* _WRITTEN PROBLEM_: Check each line of the material. Copy those containing "others".

* _DATA PROVIDED_:
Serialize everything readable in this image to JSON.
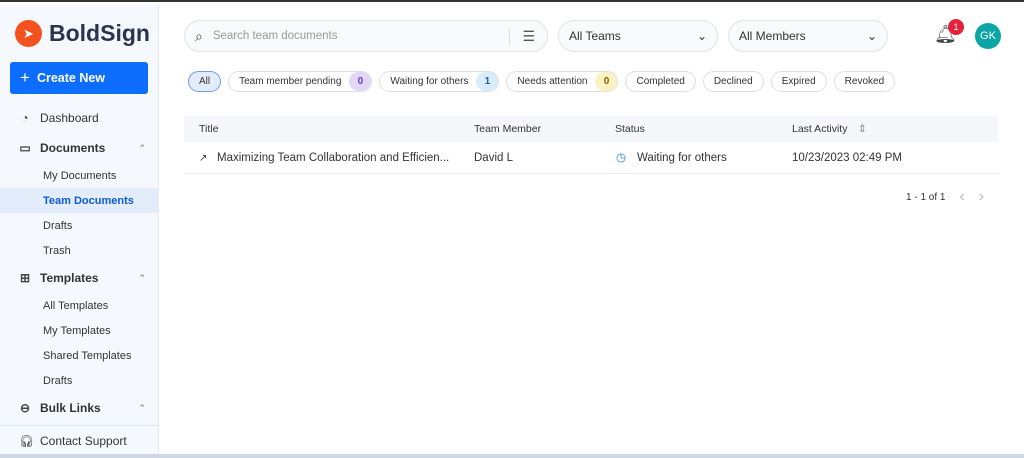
{
  "brand": {
    "name": "BoldSign"
  },
  "sidebar": {
    "create_label": "Create New",
    "dashboard": "Dashboard",
    "documents": "Documents",
    "documents_items": [
      "My Documents",
      "Team Documents",
      "Drafts",
      "Trash"
    ],
    "templates": "Templates",
    "templates_items": [
      "All Templates",
      "My Templates",
      "Shared Templates",
      "Drafts"
    ],
    "bulk_links": "Bulk Links",
    "support": "Contact Support"
  },
  "header": {
    "search_placeholder": "Search team documents",
    "teams": "All Teams",
    "members": "All Members",
    "notification_count": "1",
    "avatar": "GK"
  },
  "filters": [
    {
      "label": "All"
    },
    {
      "label": "Team member pending",
      "count": "0",
      "color": "#e4d6f7",
      "text": "#6a3dc2"
    },
    {
      "label": "Waiting for others",
      "count": "1",
      "color": "#d8ecfb",
      "text": "#1d5fa8"
    },
    {
      "label": "Needs attention",
      "count": "0",
      "color": "#fbf3bf",
      "text": "#7a6410"
    },
    {
      "label": "Completed"
    },
    {
      "label": "Declined"
    },
    {
      "label": "Expired"
    },
    {
      "label": "Revoked"
    }
  ],
  "table": {
    "columns": [
      "Title",
      "Team Member",
      "Status",
      "Last Activity"
    ],
    "rows": [
      {
        "title": "Maximizing Team Collaboration and Efficien...",
        "member": "David L",
        "status": "Waiting for others",
        "last_activity": "10/23/2023 02:49 PM"
      }
    ]
  },
  "pagination": {
    "text": "1 - 1 of 1"
  }
}
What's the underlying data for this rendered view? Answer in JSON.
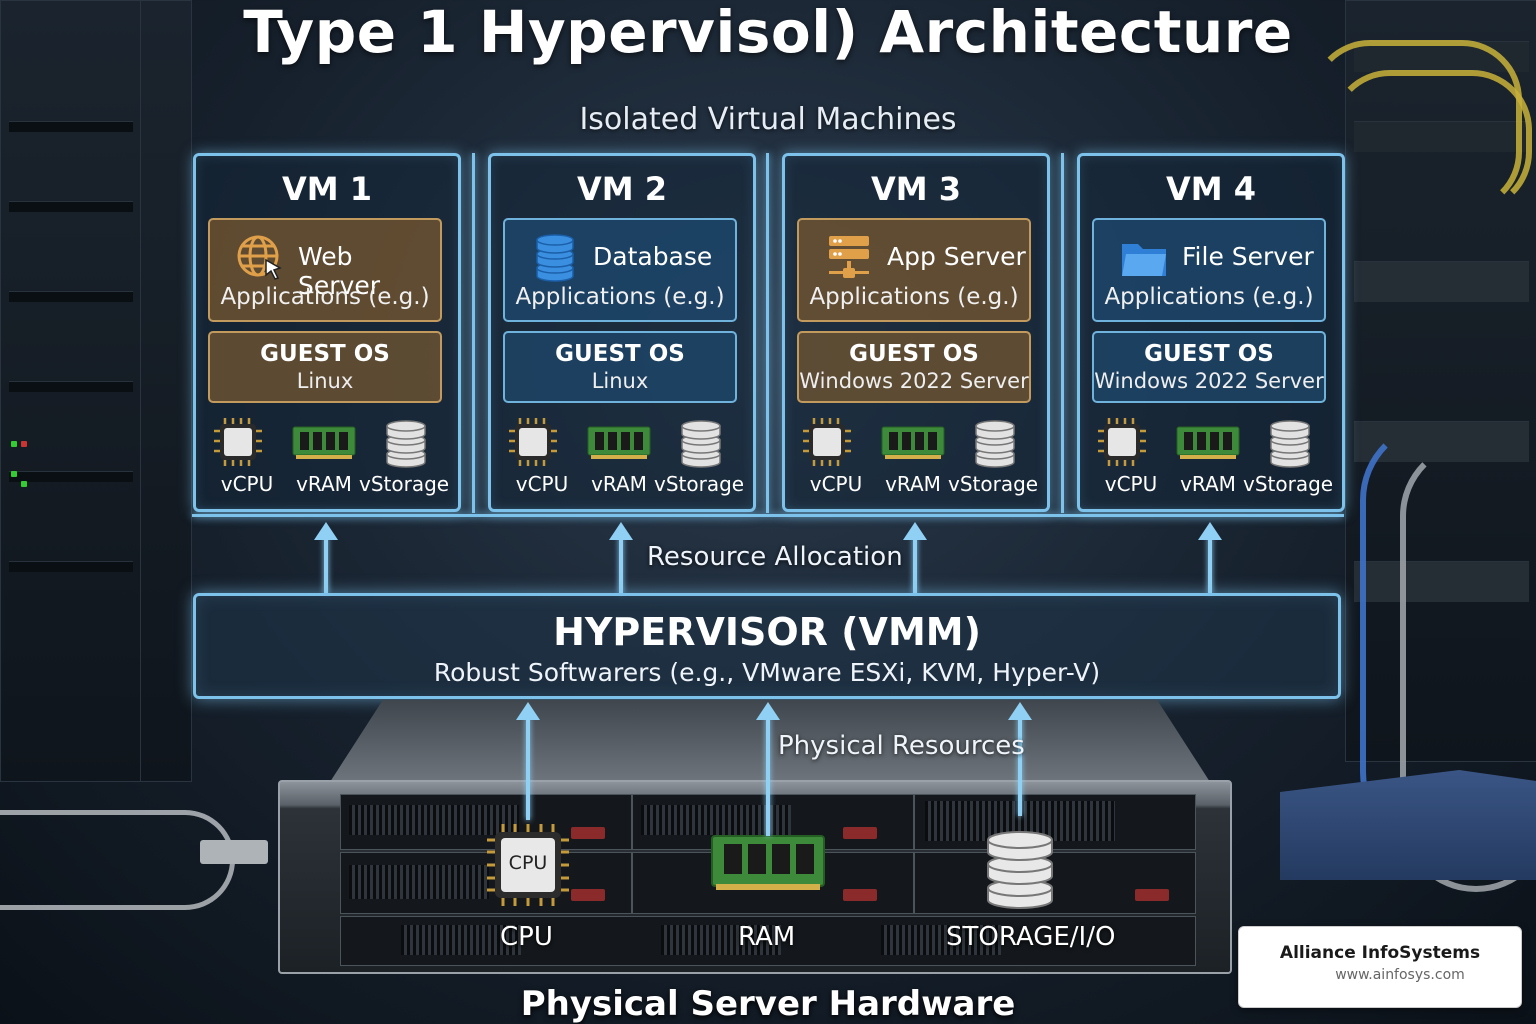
{
  "title": "Type 1 Hypervisol) Architecture",
  "subtitle": "Isolated Virtual Machines",
  "vms": [
    {
      "name": "VM 1",
      "app": "Web Server",
      "app_sub": "Applications (e.g.)",
      "app_icon": "globe-cursor-icon",
      "os_title": "GUEST OS",
      "os": "Linux",
      "theme": "brown"
    },
    {
      "name": "VM 2",
      "app": "Database",
      "app_sub": "Applications (e.g.)",
      "app_icon": "database-icon",
      "os_title": "GUEST OS",
      "os": "Linux",
      "theme": "blue"
    },
    {
      "name": "VM 3",
      "app": "App Server",
      "app_sub": "Applications (e.g.)",
      "app_icon": "server-network-icon",
      "os_title": "GUEST OS",
      "os": "Windows 2022 Server",
      "theme": "brown"
    },
    {
      "name": "VM 4",
      "app": "File Server",
      "app_sub": "Applications (e.g.)",
      "app_icon": "folder-icon",
      "os_title": "GUEST OS",
      "os": "Windows 2022 Server",
      "theme": "blue"
    }
  ],
  "vm_resources": [
    "vCPU",
    "vRAM",
    "vStorage"
  ],
  "resource_allocation": "Resource Allocation",
  "hypervisor": {
    "title": "HYPERVISOR (VMM)",
    "subtitle": "Robust Softwarers (e.g., VMware ESXi, KVM, Hyper-V)"
  },
  "physical_resources": "Physical Resources",
  "hardware": {
    "cpu_chip": "CPU",
    "cpu": "CPU",
    "ram": "RAM",
    "storage": "STORAGE/I/O"
  },
  "footer": "Physical Server Hardware",
  "badge": {
    "name": "Alliance InfoSystems",
    "url": "www.ainfosys.com"
  },
  "colors": {
    "glow": "#7cc2ea",
    "brown_box": "#c29a5e",
    "blue_box": "#6fb2dc"
  }
}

* _WORKED SOLUTION_:
      "label": "Waiting for others",
        "status": "Waiting for others",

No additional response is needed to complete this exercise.